* _Directions_
Reproduce verbatim every line of the records from the first one through the line containing "slicer-label: Sub-Sector —", including that line.

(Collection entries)
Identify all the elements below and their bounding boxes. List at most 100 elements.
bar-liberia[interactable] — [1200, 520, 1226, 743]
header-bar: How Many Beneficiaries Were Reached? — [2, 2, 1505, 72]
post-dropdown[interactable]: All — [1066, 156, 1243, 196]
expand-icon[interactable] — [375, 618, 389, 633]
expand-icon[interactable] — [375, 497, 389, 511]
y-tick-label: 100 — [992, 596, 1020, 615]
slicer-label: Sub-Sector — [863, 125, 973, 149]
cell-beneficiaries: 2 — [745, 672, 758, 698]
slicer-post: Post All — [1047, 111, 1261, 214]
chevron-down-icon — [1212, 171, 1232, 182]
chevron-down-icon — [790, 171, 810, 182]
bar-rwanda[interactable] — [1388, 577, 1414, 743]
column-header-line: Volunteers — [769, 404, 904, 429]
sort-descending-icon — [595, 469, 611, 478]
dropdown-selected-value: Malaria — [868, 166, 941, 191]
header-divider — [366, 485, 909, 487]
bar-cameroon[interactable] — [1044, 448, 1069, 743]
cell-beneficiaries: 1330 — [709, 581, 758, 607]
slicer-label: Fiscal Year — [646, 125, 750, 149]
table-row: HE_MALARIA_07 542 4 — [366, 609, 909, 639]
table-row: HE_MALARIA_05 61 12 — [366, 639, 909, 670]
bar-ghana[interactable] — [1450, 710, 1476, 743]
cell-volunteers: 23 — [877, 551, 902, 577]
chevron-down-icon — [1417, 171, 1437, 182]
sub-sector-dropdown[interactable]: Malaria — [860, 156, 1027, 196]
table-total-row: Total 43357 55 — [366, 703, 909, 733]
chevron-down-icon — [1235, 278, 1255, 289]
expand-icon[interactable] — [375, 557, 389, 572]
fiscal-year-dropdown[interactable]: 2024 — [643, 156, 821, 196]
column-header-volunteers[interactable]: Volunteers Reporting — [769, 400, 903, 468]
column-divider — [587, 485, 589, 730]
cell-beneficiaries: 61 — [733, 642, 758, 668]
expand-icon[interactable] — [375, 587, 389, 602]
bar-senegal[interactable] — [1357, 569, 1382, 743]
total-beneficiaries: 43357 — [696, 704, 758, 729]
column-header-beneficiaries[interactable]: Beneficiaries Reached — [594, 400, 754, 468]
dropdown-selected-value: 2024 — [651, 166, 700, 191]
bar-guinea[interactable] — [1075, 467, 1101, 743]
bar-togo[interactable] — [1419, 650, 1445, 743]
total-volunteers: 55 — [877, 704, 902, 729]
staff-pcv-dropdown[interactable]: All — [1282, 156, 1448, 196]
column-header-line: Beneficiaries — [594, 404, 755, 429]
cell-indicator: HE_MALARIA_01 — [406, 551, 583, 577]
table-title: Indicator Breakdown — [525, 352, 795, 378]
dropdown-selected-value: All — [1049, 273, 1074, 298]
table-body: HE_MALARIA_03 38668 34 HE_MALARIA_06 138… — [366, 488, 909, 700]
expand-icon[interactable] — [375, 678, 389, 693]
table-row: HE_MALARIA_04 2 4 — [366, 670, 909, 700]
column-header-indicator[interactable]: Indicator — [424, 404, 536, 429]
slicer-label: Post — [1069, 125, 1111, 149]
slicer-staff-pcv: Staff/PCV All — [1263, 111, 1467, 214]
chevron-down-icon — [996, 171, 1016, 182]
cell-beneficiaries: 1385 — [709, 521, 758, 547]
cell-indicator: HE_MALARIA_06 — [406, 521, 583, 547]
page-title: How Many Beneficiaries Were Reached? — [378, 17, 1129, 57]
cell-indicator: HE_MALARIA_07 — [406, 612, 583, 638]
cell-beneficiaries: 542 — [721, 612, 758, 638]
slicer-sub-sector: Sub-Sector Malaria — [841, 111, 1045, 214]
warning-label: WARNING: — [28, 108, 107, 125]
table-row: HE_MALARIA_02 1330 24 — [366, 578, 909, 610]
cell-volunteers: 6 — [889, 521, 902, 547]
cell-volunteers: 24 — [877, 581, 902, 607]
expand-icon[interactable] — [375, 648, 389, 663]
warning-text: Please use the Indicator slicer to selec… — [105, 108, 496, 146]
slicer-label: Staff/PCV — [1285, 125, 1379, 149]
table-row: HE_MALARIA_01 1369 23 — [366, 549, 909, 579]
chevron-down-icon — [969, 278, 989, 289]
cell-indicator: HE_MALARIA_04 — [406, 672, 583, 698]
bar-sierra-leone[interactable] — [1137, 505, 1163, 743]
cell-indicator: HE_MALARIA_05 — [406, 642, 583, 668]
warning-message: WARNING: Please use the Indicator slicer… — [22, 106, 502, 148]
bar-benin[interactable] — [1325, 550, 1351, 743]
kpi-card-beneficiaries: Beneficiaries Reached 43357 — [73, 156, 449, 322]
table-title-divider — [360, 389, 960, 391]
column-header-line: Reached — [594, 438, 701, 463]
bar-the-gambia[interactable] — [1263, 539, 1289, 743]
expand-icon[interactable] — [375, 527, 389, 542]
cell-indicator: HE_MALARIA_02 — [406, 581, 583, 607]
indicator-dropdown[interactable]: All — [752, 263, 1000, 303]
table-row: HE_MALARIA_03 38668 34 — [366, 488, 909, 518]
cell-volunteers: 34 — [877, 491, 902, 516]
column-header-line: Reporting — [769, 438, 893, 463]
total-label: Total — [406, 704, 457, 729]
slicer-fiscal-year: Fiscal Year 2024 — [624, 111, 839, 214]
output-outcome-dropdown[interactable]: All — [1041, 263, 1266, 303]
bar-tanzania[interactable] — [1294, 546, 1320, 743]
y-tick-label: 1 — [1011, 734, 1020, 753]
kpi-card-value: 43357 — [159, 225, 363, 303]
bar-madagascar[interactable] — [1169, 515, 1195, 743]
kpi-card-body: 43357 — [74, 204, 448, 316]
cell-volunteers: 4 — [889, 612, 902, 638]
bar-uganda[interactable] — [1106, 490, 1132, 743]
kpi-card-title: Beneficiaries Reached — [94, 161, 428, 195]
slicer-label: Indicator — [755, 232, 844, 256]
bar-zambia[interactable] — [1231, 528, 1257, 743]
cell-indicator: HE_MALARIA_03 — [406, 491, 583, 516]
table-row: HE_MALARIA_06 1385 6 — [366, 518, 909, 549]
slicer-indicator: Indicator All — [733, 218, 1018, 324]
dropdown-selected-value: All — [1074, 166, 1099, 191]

* _Response_
Identify all the elements below and their bounding boxes. List at most 100 elements.
bar-liberia[interactable] — [1200, 520, 1226, 743]
header-bar: How Many Beneficiaries Were Reached? — [2, 2, 1505, 72]
post-dropdown[interactable]: All — [1066, 156, 1243, 196]
expand-icon[interactable] — [375, 618, 389, 633]
expand-icon[interactable] — [375, 497, 389, 511]
y-tick-label: 100 — [992, 596, 1020, 615]
slicer-label: Sub-Sector — [863, 125, 973, 149]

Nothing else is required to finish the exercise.